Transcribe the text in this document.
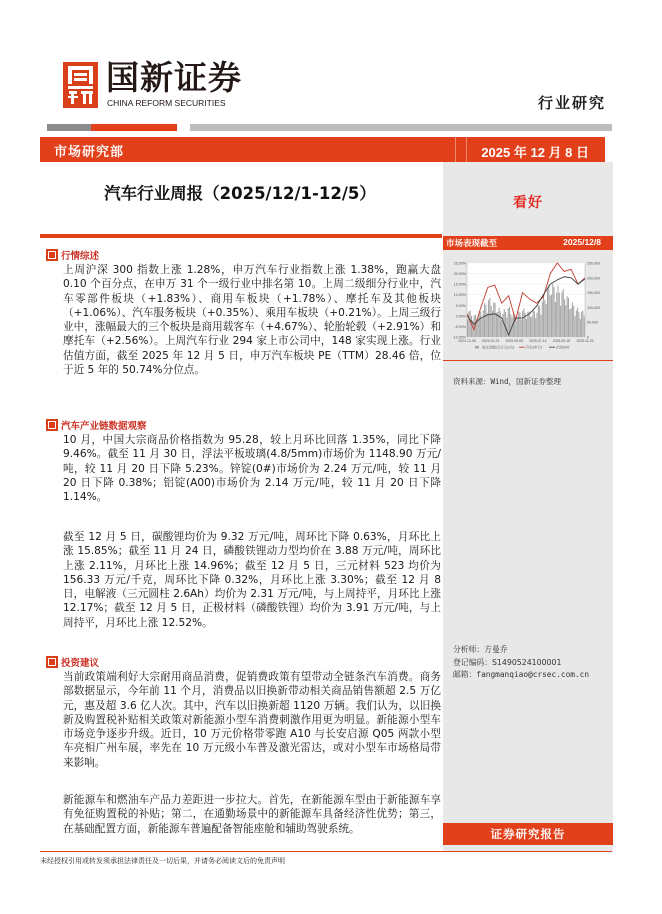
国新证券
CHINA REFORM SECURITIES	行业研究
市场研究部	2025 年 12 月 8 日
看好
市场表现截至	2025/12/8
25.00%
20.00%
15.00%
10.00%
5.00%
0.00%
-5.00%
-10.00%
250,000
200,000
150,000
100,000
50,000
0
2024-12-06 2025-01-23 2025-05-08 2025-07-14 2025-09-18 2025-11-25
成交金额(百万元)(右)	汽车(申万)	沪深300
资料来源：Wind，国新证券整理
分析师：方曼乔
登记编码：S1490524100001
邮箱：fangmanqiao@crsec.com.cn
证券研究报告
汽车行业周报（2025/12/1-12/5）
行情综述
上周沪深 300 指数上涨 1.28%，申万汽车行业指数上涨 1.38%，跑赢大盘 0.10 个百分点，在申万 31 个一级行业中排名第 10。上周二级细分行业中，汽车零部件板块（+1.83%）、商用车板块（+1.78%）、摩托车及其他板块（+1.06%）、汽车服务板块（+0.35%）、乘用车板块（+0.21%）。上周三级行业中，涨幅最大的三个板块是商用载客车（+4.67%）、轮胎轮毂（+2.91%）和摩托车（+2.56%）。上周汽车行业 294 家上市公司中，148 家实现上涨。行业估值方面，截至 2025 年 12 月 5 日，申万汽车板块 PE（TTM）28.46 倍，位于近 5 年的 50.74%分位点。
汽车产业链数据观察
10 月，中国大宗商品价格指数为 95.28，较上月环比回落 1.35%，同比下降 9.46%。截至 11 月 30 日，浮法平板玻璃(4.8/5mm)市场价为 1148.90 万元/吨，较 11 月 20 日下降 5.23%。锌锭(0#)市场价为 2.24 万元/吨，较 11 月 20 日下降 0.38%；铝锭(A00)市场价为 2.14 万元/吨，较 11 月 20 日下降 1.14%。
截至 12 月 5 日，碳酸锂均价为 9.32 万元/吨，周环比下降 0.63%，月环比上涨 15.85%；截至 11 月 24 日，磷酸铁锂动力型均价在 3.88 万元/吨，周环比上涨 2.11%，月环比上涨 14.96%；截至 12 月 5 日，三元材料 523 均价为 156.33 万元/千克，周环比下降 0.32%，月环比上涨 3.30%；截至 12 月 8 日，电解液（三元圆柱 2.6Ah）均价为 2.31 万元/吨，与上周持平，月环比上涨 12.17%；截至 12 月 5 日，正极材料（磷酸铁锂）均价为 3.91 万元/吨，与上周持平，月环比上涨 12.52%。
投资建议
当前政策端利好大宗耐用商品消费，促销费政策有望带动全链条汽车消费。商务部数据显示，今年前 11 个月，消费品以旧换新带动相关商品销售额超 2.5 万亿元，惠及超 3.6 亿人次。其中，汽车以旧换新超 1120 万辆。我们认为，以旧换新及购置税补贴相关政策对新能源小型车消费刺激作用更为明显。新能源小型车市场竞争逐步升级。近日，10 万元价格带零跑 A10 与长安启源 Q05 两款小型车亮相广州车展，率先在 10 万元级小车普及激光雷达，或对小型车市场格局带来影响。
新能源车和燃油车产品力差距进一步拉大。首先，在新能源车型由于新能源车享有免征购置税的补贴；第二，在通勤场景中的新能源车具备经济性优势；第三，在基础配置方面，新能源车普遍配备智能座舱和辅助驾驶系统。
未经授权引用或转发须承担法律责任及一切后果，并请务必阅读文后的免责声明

================

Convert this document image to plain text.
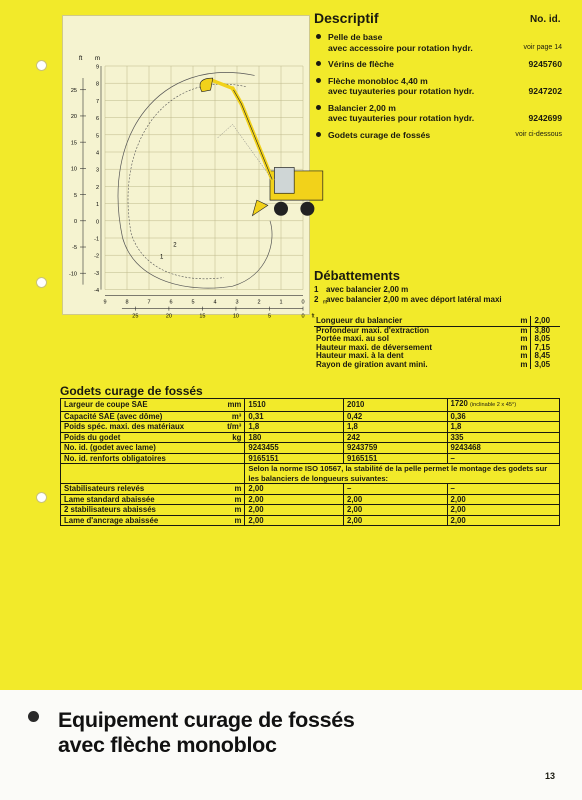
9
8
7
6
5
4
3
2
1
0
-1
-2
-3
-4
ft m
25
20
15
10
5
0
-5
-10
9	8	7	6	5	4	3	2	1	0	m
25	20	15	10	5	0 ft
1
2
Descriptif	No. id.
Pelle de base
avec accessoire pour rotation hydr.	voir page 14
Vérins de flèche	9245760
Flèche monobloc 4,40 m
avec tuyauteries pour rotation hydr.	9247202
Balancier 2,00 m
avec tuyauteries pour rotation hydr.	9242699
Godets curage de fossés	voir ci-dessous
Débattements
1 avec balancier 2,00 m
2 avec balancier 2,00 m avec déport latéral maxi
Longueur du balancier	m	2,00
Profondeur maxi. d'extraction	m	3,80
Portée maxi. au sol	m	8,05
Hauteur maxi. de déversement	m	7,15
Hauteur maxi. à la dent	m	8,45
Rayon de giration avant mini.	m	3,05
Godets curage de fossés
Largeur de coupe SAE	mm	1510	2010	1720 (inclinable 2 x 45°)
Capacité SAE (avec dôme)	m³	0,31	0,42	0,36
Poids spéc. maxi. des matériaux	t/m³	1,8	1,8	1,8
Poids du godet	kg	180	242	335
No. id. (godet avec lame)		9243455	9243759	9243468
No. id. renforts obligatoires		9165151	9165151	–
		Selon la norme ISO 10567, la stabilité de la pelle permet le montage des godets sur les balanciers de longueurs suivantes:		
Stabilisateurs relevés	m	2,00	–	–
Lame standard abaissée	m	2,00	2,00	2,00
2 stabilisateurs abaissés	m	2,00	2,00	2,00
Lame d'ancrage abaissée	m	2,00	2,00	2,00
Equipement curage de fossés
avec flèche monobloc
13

================

[WHAT THIS TASK INVOLVES] Collect, from the material above, every line containing the word "pour".

[FULL RESPONSE]
avec accessoire pour rotation hydr.	voir page 14
avec tuyauteries pour rotation hydr.	9247202
avec tuyauteries pour rotation hydr.	9242699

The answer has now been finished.